## Material provided:

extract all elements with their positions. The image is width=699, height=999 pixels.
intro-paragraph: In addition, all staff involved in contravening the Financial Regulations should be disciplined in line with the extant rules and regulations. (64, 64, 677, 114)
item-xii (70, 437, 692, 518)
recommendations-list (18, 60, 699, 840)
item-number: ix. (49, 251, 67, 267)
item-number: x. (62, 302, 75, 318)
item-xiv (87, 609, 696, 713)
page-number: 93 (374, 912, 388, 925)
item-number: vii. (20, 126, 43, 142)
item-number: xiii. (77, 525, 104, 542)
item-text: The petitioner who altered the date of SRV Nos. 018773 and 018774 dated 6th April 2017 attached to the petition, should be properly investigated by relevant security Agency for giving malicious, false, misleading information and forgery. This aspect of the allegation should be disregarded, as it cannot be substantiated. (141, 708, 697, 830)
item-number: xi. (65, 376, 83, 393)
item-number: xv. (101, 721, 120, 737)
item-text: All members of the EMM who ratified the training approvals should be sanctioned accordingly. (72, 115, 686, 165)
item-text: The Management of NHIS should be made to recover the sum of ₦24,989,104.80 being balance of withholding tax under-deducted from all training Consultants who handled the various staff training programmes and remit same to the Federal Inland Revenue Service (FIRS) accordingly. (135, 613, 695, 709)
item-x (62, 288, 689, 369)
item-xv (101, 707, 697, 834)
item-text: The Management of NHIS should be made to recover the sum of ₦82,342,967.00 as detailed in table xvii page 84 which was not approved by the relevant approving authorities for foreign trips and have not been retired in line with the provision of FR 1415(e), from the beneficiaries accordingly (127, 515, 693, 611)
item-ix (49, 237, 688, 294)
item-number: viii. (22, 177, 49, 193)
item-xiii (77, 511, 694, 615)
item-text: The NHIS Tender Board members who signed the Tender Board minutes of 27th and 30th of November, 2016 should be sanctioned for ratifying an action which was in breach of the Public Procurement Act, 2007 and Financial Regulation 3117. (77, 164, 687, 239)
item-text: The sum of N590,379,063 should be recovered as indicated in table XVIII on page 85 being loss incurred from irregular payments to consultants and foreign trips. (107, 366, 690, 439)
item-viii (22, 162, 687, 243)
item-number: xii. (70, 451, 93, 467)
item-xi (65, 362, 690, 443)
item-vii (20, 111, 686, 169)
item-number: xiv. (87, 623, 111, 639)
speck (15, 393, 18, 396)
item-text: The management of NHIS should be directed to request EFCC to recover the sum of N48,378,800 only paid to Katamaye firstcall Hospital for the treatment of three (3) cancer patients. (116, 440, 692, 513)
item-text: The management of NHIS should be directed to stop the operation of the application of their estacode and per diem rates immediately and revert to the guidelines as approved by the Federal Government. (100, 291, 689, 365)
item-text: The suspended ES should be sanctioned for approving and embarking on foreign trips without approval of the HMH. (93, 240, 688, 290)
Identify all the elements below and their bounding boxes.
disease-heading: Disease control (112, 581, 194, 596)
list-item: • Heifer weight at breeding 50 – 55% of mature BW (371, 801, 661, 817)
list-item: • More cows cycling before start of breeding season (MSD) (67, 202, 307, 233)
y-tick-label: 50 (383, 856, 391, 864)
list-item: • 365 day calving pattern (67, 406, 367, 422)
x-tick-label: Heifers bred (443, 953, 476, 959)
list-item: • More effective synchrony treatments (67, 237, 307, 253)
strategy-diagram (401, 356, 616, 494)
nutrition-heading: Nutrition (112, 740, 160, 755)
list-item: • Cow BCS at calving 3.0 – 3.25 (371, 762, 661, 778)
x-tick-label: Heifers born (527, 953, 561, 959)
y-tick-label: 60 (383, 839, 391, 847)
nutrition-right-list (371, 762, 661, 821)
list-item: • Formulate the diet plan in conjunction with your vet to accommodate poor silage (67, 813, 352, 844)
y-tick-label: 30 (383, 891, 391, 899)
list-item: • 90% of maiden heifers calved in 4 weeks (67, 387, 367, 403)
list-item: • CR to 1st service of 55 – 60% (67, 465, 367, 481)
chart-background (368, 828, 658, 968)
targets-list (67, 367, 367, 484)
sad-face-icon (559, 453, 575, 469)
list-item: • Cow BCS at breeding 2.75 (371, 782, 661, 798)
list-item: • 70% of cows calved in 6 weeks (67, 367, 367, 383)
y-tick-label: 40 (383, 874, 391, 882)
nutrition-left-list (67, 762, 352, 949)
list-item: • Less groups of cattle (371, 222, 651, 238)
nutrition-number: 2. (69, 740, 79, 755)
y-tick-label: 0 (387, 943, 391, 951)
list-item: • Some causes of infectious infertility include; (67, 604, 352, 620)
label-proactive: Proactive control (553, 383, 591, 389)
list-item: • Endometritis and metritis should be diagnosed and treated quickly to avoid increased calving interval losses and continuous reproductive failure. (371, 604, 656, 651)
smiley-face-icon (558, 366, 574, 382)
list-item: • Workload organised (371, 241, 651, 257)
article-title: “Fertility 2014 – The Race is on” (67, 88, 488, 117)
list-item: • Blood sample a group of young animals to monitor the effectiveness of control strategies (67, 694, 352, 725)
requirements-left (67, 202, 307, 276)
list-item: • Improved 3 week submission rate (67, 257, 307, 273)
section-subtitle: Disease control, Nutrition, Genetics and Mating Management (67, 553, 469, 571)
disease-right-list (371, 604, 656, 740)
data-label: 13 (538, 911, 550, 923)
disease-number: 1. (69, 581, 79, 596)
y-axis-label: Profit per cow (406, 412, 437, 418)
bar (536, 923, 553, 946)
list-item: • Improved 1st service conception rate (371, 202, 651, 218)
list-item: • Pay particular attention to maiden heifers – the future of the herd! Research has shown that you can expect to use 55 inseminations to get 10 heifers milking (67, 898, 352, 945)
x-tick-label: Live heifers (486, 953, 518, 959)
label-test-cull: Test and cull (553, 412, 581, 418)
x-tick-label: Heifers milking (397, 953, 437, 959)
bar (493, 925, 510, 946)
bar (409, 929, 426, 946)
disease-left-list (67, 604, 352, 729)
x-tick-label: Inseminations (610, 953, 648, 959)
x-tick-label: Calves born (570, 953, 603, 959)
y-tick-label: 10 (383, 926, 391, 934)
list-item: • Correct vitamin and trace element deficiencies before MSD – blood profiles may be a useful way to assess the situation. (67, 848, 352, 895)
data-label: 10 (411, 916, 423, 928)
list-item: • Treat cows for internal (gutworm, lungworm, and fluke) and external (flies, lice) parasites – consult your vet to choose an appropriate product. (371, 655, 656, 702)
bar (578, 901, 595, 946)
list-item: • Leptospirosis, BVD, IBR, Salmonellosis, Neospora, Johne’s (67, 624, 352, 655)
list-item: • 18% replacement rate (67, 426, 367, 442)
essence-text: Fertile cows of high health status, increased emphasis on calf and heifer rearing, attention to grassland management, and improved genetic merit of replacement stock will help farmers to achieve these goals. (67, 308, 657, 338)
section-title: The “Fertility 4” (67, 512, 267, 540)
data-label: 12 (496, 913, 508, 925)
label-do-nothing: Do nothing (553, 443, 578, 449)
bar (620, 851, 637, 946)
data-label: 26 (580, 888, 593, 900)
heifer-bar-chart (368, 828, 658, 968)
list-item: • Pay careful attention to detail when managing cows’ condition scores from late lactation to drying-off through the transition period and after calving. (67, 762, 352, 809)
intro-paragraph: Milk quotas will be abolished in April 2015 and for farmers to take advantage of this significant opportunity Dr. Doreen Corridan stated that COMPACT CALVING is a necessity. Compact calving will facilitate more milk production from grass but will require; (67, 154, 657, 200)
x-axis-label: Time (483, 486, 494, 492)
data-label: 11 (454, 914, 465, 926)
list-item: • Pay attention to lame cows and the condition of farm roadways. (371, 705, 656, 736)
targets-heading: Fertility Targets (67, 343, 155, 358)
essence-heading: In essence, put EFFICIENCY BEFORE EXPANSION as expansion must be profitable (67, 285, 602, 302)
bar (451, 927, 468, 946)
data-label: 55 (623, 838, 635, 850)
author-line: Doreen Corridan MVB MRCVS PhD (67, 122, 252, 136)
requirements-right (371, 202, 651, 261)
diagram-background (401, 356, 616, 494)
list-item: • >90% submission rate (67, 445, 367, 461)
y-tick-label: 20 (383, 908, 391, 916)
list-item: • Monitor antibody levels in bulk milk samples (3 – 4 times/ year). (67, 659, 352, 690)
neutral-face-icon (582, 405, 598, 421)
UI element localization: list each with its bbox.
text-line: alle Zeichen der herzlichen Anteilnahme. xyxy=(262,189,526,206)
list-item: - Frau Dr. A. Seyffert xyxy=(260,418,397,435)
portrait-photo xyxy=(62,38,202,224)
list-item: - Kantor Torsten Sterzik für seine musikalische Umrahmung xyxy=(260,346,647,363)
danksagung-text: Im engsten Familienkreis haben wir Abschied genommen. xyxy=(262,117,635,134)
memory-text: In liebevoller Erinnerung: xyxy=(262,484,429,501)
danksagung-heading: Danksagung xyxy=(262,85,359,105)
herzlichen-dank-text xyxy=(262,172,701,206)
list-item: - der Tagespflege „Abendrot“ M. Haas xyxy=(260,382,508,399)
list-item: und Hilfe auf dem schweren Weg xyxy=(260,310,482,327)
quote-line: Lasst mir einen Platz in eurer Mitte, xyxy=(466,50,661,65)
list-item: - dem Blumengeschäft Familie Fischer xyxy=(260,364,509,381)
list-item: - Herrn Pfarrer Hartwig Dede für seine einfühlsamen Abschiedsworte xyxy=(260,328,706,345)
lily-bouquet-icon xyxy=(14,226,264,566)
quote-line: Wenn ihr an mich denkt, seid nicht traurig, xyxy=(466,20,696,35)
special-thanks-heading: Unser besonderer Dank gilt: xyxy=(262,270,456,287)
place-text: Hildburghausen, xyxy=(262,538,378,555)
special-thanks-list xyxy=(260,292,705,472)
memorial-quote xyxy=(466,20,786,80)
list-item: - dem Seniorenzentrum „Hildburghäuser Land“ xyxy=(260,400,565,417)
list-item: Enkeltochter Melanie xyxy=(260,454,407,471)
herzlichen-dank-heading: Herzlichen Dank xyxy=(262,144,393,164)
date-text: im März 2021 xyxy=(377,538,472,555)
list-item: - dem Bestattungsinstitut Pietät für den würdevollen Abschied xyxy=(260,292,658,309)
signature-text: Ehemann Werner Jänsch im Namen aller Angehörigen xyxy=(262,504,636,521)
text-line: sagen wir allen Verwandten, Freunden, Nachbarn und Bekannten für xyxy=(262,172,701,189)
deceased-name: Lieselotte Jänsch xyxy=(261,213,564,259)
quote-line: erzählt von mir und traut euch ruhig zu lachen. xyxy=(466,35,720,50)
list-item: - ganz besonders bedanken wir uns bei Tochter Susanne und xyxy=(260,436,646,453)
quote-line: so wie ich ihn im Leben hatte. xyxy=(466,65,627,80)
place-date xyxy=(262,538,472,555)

## What this task involves:
Retype exactly. Start at the line with "UI element localization: list" and stop at the last line of the data.

## Your response:
UI element localization: list each with its bbox.
text-line: alle Zeichen der herzlichen Anteilnahme. xyxy=(262,189,526,206)
list-item: - Frau Dr. A. Seyffert xyxy=(260,418,397,435)
portrait-photo xyxy=(62,38,202,224)
list-item: - Kantor Torsten Sterzik für seine musikalische Umrahmung xyxy=(260,346,647,363)
danksagung-text: Im engsten Familienkreis haben wir Abschied genommen. xyxy=(262,117,635,134)
memory-text: In liebevoller Erinnerung: xyxy=(262,484,429,501)
danksagung-heading: Danksagung xyxy=(262,85,359,105)
herzlichen-dank-text xyxy=(262,172,701,206)
list-item: - der Tagespflege „Abendrot“ M. Haas xyxy=(260,382,508,399)
list-item: und Hilfe auf dem schweren Weg xyxy=(260,310,482,327)
quote-line: Lasst mir einen Platz in eurer Mitte, xyxy=(466,50,661,65)
list-item: - dem Blumengeschäft Familie Fischer xyxy=(260,364,509,381)
list-item: - Herrn Pfarrer Hartwig Dede für seine einfühlsamen Abschiedsworte xyxy=(260,328,706,345)
lily-bouquet-icon xyxy=(14,226,264,566)
quote-line: Wenn ihr an mich denkt, seid nicht traurig, xyxy=(466,20,696,35)
special-thanks-heading: Unser besonderer Dank gilt: xyxy=(262,270,456,287)
place-text: Hildburghausen, xyxy=(262,538,378,555)
special-thanks-list xyxy=(260,292,705,472)
memorial-quote xyxy=(466,20,786,80)
list-item: - dem Seniorenzentrum „Hildburghäuser Land“ xyxy=(260,400,565,417)
list-item: Enkeltochter Melanie xyxy=(260,454,407,471)
herzlichen-dank-heading: Herzlichen Dank xyxy=(262,144,393,164)
date-text: im März 2021 xyxy=(377,538,472,555)
list-item: - dem Bestattungsinstitut Pietät für den würdevollen Abschied xyxy=(260,292,658,309)
signature-text: Ehemann Werner Jänsch im Namen aller Angehörigen xyxy=(262,504,636,521)
text-line: sagen wir allen Verwandten, Freunden, Nachbarn und Bekannten für xyxy=(262,172,701,189)
deceased-name: Lieselotte Jänsch xyxy=(261,213,564,259)
quote-line: erzählt von mir und traut euch ruhig zu lachen. xyxy=(466,35,720,50)
list-item: - ganz besonders bedanken wir uns bei Tochter Susanne und xyxy=(260,436,646,453)
quote-line: so wie ich ihn im Leben hatte. xyxy=(466,65,627,80)
place-date xyxy=(262,538,472,555)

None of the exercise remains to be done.